Short exercise →
Write out the records word for word, with no pictures.

Dataset excerpt
#####

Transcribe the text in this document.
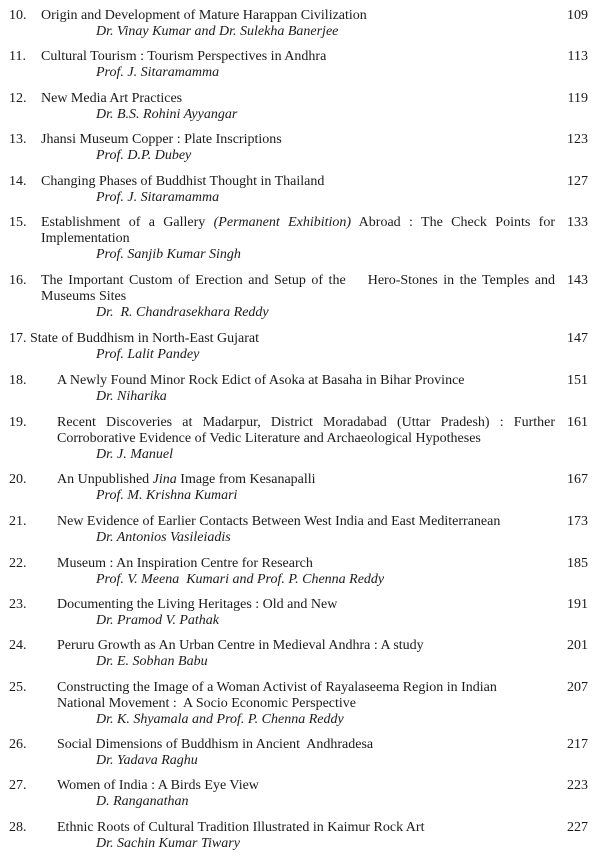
10. Origin and Development of Mature Harappan Civilization
Dr. Vinay Kumar and Dr. Sulekha Banerjee
109
11. Cultural Tourism : Tourism Perspectives in Andhra
Prof. J. Sitaramamma
113
12. New Media Art Practices
Dr. B.S. Rohini Ayyangar
119
13. Jhansi Museum Copper : Plate Inscriptions
Prof. D.P. Dubey
123
14. Changing Phases of Buddhist Thought in Thailand
Prof. J. Sitaramamma
127
15. Establishment of a Gallery (Permanent Exhibition) Abroad : The Check Points for Implementation
Prof. Sanjib Kumar Singh
133
16. The Important Custom of Erection and Setup of the    Hero-Stones in the Temples and Museums Sites
Dr.  R. Chandrasekhara Reddy
143
17. State of Buddhism in North-East Gujarat
Prof. Lalit Pandey
147
18. A Newly Found Minor Rock Edict of Asoka at Basaha in Bihar Province
Dr. Niharika
151
19. Recent Discoveries at Madarpur, District Moradabad (Uttar Pradesh) : Further Corroborative Evidence of Vedic Literature and Archaeological Hypotheses
Dr. J. Manuel
161
20. An Unpublished Jina Image from Kesanapalli
Prof. M. Krishna Kumari
167
21. New Evidence of Earlier Contacts Between West India and East Mediterranean
Dr. Antonios Vasileiadis
173
22. Museum : An Inspiration Centre for Research
Prof. V. Meena  Kumari and Prof. P. Chenna Reddy
185
23. Documenting the Living Heritages : Old and New
Dr. Pramod V. Pathak
191
24. Peruru Growth as An Urban Centre in Medieval Andhra : A study
Dr. E. Sobhan Babu
201
25. Constructing the Image of a Woman Activist of Rayalaseema Region in Indian
National Movement :  A Socio Economic Perspective
Dr. K. Shyamala and Prof. P. Chenna Reddy
207
26. Social Dimensions of Buddhism in Ancient  Andhradesa
Dr. Yadava Raghu
217
27. Women of India : A Birds Eye View
D. Ranganathan
223
28. Ethnic Roots of Cultural Tradition Illustrated in Kaimur Rock Art
Dr. Sachin Kumar Tiwary
227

#####

Output →
Transcribe the text in this document.
10. Origin and Development of Mature Harappan Civilization
Dr. Vinay Kumar and Dr. Sulekha Banerjee
109
11. Cultural Tourism : Tourism Perspectives in Andhra
Prof. J. Sitaramamma
113
12. New Media Art Practices
Dr. B.S. Rohini Ayyangar
119
13. Jhansi Museum Copper : Plate Inscriptions
Prof. D.P. Dubey
123
14. Changing Phases of Buddhist Thought in Thailand
Prof. J. Sitaramamma
127
15. Establishment of a Gallery (Permanent Exhibition) Abroad : The Check Points for Implementation
Prof. Sanjib Kumar Singh
133
16. The Important Custom of Erection and Setup of the    Hero-Stones in the Temples and Museums Sites
Dr.  R. Chandrasekhara Reddy
143
17. State of Buddhism in North-East Gujarat
Prof. Lalit Pandey
147
18. A Newly Found Minor Rock Edict of Asoka at Basaha in Bihar Province
Dr. Niharika
151
19. Recent Discoveries at Madarpur, District Moradabad (Uttar Pradesh) : Further Corroborative Evidence of Vedic Literature and Archaeological Hypotheses
Dr. J. Manuel
161
20. An Unpublished Jina Image from Kesanapalli
Prof. M. Krishna Kumari
167
21. New Evidence of Earlier Contacts Between West India and East Mediterranean
Dr. Antonios Vasileiadis
173
22. Museum : An Inspiration Centre for Research
Prof. V. Meena  Kumari and Prof. P. Chenna Reddy
185
23. Documenting the Living Heritages : Old and New
Dr. Pramod V. Pathak
191
24. Peruru Growth as An Urban Centre in Medieval Andhra : A study
Dr. E. Sobhan Babu
201
25. Constructing the Image of a Woman Activist of Rayalaseema Region in Indian
National Movement :  A Socio Economic Perspective
Dr. K. Shyamala and Prof. P. Chenna Reddy
207
26. Social Dimensions of Buddhism in Ancient  Andhradesa
Dr. Yadava Raghu
217
27. Women of India : A Birds Eye View
D. Ranganathan
223
28. Ethnic Roots of Cultural Tradition Illustrated in Kaimur Rock Art
Dr. Sachin Kumar Tiwary
227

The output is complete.